Check each line of the material below for "grid", then copy the ones that contain it.

A run of records:
· · · · ·

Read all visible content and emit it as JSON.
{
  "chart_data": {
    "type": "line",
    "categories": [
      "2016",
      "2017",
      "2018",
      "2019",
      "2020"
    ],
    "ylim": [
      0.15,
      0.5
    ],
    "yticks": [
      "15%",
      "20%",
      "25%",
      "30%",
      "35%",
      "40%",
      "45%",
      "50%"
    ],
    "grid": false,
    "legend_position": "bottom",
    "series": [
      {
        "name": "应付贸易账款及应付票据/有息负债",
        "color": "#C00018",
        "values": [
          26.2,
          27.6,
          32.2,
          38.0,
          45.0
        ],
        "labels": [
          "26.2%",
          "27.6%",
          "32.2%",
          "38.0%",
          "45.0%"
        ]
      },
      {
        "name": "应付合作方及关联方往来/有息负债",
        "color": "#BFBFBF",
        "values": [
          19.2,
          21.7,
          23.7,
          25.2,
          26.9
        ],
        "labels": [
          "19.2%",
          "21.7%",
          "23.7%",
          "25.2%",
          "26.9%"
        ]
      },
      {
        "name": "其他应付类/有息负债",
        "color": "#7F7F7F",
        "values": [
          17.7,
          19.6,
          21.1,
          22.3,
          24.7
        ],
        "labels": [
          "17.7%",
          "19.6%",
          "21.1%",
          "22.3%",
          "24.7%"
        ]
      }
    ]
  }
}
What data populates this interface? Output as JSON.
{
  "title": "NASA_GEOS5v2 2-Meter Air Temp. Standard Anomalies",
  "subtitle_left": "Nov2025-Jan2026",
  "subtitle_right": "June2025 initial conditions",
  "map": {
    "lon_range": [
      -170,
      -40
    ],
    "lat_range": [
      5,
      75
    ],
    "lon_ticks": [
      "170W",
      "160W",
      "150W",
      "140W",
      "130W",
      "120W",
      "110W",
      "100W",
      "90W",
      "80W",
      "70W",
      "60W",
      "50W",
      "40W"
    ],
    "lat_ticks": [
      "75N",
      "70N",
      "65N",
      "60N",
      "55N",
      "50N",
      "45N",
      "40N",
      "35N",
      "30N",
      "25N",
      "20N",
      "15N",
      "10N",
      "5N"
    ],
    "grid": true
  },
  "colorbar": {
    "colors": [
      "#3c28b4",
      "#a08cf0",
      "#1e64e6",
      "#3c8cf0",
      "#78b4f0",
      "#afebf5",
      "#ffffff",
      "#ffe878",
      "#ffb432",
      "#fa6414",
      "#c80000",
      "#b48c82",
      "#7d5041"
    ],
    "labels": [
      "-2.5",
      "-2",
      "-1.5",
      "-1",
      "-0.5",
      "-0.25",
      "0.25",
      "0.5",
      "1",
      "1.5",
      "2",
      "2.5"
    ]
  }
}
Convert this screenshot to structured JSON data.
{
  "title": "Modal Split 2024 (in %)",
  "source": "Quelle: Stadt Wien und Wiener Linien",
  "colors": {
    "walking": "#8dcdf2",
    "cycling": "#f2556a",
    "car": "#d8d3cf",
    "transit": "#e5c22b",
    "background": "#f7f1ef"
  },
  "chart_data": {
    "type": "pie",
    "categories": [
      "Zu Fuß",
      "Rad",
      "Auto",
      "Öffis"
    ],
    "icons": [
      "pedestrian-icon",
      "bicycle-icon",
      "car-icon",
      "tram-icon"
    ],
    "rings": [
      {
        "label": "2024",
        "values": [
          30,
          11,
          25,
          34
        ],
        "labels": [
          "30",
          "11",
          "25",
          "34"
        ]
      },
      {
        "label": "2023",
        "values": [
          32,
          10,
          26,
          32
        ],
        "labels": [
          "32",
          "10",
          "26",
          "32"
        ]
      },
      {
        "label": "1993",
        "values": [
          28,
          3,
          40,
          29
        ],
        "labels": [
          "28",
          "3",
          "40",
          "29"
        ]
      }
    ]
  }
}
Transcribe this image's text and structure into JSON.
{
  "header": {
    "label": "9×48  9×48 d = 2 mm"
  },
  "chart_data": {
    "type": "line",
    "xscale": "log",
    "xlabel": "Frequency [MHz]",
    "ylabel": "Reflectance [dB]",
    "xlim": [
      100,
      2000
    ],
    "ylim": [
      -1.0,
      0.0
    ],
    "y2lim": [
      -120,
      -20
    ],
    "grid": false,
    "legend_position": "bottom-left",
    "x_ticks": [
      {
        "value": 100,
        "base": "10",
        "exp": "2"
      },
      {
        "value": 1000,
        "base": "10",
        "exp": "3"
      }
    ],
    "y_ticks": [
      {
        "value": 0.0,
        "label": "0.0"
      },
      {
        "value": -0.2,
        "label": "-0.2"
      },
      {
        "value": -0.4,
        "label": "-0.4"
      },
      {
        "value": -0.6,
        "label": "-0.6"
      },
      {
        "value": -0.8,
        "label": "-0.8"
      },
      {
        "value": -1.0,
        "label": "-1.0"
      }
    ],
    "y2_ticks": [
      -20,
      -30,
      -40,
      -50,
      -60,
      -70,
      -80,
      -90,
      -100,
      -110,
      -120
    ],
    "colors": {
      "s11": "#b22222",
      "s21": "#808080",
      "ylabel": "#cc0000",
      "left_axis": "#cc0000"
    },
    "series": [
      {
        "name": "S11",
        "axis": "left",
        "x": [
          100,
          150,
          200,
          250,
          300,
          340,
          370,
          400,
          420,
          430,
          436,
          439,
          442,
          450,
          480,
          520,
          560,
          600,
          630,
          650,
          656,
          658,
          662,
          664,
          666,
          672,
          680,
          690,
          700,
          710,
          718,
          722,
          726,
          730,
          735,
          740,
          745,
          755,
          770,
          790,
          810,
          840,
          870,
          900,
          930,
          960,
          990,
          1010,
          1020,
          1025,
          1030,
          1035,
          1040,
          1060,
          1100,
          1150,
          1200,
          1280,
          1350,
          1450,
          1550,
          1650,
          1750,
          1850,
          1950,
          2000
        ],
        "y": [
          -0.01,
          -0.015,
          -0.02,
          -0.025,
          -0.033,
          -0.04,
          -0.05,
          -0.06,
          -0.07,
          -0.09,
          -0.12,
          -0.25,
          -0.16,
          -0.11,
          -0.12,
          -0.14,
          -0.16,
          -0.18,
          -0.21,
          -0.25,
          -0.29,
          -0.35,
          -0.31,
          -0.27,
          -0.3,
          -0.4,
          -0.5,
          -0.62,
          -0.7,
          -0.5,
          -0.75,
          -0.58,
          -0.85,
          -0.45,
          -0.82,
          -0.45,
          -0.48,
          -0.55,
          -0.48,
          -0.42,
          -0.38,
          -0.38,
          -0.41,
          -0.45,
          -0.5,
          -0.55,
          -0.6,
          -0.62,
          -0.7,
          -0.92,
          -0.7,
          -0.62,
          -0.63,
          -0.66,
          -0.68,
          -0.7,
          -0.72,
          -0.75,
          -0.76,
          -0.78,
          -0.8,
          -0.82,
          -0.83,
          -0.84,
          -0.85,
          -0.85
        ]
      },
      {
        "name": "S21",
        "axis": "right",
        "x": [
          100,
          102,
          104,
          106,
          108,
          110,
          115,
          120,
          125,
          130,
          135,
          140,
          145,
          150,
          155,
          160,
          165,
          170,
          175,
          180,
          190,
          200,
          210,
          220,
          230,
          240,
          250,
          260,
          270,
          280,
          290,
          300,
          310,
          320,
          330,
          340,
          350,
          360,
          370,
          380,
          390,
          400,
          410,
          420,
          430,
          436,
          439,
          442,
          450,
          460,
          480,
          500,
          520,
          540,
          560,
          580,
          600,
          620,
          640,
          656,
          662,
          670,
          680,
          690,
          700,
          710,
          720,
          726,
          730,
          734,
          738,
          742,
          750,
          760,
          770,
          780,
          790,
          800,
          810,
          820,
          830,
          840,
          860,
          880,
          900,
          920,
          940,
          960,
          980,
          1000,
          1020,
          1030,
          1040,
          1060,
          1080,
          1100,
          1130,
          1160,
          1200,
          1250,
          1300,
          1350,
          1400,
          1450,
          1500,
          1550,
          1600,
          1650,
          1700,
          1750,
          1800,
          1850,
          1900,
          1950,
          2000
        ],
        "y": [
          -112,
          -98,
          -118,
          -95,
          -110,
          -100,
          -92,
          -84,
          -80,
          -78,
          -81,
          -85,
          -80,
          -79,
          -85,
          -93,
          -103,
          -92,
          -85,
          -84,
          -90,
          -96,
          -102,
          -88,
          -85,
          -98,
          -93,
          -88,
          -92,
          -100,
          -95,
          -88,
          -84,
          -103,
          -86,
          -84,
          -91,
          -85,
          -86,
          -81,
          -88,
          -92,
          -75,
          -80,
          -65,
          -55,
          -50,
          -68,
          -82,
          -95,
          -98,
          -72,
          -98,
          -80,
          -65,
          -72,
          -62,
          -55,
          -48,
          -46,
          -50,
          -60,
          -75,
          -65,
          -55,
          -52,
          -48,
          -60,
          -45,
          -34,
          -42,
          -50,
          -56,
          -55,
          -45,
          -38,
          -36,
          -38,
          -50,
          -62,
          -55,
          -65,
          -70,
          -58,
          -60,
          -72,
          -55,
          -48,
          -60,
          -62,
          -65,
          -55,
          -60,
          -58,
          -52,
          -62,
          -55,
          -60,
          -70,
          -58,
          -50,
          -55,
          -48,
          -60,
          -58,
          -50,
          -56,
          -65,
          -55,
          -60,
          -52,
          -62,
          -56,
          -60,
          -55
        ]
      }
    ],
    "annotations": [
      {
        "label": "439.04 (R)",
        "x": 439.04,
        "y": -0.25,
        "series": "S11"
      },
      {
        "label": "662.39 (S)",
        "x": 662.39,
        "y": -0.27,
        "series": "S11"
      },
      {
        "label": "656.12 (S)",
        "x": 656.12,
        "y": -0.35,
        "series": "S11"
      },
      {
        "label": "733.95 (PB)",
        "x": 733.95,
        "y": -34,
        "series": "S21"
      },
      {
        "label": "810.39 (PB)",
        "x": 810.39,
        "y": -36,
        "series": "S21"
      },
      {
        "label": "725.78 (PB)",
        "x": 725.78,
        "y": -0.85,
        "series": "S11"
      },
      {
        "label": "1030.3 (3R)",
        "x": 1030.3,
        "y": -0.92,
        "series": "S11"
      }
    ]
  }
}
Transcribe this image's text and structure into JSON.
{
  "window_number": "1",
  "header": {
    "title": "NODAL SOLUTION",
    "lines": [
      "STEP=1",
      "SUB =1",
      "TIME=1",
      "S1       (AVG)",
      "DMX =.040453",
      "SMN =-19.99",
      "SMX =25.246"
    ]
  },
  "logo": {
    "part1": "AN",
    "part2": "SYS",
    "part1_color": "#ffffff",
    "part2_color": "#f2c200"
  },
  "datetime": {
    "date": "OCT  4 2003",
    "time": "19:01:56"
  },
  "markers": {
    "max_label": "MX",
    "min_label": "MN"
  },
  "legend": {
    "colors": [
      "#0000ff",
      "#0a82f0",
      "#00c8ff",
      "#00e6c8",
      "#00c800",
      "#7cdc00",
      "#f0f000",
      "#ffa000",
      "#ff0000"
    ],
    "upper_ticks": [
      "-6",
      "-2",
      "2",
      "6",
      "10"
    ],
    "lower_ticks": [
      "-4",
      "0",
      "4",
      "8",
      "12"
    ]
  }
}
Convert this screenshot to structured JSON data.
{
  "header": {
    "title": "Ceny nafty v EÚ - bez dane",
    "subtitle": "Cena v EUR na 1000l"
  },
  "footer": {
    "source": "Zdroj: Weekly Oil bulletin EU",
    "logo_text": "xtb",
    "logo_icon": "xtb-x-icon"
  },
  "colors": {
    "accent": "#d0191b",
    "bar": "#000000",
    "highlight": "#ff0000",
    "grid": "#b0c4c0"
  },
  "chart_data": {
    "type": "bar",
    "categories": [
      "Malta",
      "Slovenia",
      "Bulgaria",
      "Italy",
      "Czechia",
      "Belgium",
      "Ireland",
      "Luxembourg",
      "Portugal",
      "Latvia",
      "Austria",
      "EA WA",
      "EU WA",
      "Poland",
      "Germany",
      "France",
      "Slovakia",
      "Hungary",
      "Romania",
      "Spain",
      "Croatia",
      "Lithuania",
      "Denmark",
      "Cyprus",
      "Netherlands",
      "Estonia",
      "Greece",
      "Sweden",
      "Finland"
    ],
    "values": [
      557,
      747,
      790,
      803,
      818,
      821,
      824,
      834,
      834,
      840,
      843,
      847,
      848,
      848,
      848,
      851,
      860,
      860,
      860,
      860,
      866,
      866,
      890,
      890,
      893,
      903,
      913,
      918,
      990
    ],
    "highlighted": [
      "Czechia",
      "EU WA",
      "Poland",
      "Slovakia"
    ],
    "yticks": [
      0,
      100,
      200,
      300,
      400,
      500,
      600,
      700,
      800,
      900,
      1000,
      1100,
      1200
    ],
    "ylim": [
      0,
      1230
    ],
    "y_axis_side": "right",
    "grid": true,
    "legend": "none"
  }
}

· · · · ·

* SOLUTION FOR THIS PROBLEM *
    "grid": false,
    "grid": true
    "grid": false,
    "grid": "#b0c4c0"
    "grid": true,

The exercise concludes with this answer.